> [Stated goal]
Locate each line in the records containing "panel". Copy it.

> [Data section]

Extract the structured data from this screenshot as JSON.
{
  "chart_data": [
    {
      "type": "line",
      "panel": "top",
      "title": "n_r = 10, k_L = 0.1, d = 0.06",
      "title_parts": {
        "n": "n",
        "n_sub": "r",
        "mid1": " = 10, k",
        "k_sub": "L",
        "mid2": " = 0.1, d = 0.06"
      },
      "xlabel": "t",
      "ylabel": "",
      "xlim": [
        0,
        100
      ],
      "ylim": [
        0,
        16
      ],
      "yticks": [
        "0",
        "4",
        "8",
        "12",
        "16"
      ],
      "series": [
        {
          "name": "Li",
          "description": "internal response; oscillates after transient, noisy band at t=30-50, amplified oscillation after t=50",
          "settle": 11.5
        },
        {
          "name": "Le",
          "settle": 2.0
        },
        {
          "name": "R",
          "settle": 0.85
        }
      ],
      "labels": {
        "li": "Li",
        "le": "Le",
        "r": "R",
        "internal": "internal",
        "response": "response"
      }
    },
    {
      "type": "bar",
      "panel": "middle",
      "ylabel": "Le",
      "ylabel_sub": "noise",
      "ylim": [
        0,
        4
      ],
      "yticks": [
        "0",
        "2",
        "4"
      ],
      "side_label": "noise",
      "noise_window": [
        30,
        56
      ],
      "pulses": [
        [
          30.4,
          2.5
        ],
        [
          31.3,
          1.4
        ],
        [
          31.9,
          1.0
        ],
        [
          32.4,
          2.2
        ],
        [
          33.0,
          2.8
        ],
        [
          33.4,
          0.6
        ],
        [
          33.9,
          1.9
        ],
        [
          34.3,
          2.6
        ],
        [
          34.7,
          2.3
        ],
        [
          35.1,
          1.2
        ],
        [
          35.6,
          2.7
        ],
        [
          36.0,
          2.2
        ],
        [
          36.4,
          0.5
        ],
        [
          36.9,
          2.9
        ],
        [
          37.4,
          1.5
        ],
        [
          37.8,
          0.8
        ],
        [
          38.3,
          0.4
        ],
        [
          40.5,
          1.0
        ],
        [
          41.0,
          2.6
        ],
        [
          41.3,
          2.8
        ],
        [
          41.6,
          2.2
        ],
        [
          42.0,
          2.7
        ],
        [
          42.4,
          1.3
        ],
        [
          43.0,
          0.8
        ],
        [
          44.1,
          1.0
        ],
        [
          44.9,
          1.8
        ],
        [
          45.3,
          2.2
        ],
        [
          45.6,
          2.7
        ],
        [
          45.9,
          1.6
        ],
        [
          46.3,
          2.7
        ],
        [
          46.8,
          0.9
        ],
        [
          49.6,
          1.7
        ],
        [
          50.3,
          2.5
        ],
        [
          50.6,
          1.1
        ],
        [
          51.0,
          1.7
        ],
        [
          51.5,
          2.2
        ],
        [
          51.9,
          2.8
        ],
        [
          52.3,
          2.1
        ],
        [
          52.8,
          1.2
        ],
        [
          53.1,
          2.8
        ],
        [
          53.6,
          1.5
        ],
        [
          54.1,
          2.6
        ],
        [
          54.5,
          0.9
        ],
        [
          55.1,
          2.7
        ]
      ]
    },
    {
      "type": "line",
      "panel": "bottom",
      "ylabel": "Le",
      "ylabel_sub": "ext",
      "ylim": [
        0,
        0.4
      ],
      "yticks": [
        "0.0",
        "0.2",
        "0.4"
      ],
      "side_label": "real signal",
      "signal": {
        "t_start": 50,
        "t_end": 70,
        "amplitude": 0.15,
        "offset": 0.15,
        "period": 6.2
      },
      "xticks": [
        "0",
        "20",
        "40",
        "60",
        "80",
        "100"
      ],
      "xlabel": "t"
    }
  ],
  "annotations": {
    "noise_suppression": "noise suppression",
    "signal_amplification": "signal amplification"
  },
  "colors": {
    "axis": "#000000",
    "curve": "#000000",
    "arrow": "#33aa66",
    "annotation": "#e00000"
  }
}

> [Answer]
      "panel": "top",
      "panel": "middle",
      "panel": "bottom",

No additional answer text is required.